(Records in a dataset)
◇ ◇ ◇

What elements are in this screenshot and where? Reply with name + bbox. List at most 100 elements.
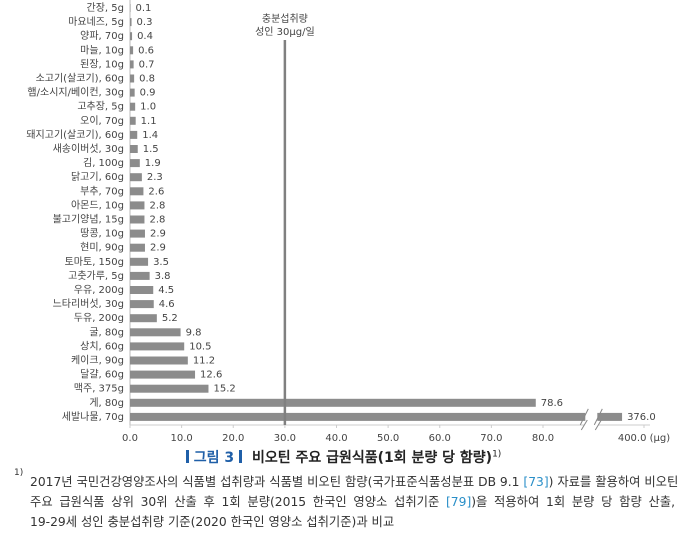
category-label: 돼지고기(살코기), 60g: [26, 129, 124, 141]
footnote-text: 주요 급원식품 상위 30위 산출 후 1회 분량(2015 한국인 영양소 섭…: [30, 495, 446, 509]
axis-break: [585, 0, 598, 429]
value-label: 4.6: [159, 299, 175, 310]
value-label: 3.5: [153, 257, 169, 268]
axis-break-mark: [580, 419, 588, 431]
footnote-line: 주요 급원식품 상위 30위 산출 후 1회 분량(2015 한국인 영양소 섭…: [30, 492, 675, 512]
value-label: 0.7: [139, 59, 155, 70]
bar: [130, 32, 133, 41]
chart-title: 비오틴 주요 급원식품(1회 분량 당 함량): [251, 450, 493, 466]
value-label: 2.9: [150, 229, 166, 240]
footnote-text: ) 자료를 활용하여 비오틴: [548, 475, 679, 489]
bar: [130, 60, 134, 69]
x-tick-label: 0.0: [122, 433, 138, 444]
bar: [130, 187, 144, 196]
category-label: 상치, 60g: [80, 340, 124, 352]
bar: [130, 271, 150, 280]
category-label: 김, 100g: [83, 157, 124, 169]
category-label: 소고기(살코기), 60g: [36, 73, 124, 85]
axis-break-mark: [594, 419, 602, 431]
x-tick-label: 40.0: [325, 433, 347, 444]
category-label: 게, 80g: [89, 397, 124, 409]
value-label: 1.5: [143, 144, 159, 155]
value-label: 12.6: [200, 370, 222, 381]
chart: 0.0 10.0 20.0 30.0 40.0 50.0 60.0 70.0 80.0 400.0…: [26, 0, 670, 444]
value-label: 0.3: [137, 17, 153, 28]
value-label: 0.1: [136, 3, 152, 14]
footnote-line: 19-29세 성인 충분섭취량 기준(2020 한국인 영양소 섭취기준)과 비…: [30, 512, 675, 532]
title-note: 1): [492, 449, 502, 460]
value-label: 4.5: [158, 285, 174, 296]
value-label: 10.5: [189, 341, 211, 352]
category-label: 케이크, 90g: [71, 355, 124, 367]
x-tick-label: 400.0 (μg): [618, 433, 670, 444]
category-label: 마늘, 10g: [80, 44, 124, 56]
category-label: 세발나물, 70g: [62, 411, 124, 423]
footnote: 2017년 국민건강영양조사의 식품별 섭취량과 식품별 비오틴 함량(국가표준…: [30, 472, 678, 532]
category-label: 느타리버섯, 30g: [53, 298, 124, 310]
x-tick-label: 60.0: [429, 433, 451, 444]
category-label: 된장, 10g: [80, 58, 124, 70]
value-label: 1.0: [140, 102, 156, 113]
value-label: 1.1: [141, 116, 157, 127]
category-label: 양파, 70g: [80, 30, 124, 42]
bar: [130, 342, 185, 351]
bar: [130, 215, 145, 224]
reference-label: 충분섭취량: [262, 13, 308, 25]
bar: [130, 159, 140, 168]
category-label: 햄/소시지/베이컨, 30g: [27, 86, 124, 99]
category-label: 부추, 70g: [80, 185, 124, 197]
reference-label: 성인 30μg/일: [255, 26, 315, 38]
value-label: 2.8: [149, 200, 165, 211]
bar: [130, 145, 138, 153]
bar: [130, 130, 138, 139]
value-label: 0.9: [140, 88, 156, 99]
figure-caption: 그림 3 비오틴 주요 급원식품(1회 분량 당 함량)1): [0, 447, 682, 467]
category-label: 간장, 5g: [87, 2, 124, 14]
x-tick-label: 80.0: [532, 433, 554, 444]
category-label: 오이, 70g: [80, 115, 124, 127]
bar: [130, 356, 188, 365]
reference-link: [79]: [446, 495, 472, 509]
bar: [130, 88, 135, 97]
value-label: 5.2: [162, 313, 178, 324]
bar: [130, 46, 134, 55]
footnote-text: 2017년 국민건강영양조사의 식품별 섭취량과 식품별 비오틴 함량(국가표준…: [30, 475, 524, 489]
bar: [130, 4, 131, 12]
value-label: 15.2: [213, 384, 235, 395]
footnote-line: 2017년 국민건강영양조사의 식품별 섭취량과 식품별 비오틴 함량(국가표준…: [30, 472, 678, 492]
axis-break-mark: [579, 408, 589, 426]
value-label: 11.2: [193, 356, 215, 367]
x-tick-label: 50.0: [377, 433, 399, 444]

◇ ◇ ◇

**Work to do**
Pull out every line of the records that contains the string "mark". Case must match.

**Final result**
axis-break-mark: [580, 419, 588, 431]
axis-break-mark: [594, 419, 602, 431]
axis-break-mark: [579, 408, 589, 426]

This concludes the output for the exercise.